* Start Rows *

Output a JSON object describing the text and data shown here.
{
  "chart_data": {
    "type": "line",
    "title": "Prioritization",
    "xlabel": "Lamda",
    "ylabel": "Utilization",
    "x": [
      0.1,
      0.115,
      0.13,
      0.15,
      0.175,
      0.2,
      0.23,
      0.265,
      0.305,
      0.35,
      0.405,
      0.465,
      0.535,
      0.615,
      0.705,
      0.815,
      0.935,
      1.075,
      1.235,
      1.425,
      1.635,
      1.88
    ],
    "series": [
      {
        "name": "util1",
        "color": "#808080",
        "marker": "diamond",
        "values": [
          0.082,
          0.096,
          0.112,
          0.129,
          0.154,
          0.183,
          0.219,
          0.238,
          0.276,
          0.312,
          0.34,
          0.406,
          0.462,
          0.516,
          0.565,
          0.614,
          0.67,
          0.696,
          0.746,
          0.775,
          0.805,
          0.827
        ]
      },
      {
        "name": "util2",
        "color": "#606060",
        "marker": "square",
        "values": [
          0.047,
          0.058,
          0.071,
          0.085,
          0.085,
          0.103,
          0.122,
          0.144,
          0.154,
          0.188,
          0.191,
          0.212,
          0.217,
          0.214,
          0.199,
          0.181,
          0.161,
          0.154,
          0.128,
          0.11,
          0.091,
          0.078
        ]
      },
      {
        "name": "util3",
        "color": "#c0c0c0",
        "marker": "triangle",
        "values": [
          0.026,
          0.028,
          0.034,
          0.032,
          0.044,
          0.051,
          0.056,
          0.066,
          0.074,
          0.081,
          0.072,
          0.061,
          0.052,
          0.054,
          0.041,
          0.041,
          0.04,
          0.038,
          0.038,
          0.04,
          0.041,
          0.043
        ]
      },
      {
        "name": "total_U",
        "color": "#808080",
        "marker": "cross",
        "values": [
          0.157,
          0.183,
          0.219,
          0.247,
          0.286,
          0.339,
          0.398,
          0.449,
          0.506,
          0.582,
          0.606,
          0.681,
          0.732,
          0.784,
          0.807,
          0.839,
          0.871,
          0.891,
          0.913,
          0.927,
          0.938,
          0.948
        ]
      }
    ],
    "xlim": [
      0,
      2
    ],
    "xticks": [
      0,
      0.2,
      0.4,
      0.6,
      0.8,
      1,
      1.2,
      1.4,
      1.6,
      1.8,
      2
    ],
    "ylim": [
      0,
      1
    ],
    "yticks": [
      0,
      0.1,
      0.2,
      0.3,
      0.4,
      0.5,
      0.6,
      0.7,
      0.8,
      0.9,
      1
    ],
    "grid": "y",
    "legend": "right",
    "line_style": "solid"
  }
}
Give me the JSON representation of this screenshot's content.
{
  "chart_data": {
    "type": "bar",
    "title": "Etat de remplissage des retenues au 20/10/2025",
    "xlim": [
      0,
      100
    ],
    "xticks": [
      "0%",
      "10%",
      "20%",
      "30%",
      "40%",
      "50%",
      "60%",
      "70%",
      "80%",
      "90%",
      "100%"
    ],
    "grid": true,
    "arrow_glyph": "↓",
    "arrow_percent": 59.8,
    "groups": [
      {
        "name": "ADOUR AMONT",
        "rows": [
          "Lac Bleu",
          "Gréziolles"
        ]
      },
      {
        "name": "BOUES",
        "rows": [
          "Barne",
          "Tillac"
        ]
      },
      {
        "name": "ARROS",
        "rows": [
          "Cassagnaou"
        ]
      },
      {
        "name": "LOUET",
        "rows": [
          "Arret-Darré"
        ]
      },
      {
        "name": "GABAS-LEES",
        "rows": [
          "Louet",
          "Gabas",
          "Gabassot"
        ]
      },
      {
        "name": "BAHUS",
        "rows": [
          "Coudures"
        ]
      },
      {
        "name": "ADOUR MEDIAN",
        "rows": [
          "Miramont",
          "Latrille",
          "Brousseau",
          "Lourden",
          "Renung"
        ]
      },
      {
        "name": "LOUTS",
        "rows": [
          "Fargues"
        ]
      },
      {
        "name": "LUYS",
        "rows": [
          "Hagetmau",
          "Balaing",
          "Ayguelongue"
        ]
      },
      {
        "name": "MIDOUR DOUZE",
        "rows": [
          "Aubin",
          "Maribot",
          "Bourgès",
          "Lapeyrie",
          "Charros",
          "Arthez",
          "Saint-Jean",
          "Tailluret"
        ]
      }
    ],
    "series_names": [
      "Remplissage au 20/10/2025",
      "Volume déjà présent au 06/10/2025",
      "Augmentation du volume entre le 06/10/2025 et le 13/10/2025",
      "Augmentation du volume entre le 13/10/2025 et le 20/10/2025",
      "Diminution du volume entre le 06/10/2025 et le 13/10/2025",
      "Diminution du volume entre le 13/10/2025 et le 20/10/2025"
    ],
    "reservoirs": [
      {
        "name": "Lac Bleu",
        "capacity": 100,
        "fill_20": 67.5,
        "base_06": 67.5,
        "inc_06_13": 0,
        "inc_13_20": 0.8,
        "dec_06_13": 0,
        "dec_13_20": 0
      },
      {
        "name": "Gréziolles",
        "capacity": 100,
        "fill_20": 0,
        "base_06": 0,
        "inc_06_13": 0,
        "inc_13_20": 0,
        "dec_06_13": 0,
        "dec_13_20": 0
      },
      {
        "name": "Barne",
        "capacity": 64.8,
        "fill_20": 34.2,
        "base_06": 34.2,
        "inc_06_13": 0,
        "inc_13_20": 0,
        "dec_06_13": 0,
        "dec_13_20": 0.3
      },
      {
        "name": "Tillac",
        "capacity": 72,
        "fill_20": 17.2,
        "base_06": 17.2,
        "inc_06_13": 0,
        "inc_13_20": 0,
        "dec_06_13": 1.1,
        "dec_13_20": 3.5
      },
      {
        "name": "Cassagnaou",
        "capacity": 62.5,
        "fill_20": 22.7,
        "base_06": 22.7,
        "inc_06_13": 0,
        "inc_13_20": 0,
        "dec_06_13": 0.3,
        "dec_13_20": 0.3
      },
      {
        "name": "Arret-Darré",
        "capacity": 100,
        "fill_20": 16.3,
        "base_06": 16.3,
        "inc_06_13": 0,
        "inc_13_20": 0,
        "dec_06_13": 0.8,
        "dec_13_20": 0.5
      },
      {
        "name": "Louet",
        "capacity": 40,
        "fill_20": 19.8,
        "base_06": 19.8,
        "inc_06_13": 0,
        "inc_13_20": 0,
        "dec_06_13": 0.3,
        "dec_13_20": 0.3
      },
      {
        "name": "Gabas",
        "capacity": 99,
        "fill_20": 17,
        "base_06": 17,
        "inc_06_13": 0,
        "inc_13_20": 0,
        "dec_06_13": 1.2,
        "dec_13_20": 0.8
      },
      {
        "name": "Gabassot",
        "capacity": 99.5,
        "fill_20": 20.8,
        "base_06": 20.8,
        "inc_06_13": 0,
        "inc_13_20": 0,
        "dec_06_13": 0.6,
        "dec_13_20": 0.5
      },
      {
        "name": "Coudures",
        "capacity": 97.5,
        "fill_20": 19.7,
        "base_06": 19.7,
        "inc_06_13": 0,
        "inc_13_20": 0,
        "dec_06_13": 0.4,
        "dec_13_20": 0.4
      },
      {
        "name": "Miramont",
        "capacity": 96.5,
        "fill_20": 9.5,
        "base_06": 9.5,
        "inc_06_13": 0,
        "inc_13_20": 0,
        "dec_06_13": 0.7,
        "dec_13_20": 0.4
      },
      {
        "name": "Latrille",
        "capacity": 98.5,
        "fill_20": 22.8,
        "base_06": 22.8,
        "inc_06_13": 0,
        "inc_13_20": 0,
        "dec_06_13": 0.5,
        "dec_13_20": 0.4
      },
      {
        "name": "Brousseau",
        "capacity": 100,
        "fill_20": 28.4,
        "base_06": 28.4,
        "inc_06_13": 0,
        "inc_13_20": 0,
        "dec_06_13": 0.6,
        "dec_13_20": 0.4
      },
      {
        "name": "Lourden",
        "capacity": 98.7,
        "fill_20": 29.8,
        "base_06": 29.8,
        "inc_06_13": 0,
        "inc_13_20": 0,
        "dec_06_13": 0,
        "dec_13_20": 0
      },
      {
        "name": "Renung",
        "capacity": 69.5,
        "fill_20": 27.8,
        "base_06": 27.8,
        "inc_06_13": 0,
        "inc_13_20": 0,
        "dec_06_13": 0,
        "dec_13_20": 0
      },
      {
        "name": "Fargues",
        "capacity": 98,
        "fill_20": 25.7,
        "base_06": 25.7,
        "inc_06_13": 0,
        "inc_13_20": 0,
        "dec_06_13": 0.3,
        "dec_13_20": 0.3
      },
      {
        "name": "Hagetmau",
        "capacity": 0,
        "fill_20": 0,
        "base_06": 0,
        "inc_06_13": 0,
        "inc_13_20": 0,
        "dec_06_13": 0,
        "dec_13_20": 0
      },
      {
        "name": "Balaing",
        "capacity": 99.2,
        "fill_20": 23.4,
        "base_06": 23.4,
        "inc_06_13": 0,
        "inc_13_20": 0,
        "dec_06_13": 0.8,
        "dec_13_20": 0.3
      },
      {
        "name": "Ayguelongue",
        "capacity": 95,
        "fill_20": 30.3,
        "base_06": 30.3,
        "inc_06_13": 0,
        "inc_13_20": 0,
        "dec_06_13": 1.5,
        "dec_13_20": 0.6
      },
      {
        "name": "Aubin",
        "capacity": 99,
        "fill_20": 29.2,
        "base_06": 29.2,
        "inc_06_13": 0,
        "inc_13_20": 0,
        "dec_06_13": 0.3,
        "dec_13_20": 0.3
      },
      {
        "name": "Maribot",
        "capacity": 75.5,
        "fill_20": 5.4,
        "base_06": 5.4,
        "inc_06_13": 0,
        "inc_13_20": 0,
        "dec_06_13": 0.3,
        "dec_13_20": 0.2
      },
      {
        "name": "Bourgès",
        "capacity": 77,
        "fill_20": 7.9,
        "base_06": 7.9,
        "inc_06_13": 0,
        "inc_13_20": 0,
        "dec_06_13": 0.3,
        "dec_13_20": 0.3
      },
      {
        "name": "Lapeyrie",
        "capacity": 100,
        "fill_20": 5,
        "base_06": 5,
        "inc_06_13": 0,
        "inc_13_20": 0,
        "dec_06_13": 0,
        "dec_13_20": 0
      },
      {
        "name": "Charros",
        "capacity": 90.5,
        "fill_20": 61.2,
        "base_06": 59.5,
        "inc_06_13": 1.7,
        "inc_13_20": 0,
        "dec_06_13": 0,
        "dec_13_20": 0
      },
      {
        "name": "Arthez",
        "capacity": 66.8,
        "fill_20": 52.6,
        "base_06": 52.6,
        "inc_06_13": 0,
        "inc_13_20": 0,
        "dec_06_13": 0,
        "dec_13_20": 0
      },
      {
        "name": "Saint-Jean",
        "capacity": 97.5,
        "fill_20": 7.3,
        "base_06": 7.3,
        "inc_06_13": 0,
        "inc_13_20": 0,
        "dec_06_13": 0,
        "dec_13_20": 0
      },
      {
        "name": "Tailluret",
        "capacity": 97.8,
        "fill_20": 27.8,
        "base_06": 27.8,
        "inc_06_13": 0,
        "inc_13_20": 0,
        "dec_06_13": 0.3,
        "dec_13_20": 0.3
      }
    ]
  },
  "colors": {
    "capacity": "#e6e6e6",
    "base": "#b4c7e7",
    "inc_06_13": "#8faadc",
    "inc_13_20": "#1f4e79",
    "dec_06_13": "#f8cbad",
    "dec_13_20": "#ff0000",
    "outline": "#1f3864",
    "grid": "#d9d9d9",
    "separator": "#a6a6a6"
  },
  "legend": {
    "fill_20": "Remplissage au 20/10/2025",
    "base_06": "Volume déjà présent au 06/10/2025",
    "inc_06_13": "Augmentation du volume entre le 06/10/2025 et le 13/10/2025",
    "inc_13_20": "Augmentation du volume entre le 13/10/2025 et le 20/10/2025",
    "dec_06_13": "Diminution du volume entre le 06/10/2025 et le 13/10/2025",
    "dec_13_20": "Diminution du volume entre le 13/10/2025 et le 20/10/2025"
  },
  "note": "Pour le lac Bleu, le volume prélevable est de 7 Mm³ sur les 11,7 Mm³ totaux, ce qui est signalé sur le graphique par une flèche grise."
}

* End Rows *

Show all lines in the entries above where the word "présent" appears.

◆ Result
      "Volume déjà présent au 06/10/2025",
    "base_06": "Volume déjà présent au 06/10/2025",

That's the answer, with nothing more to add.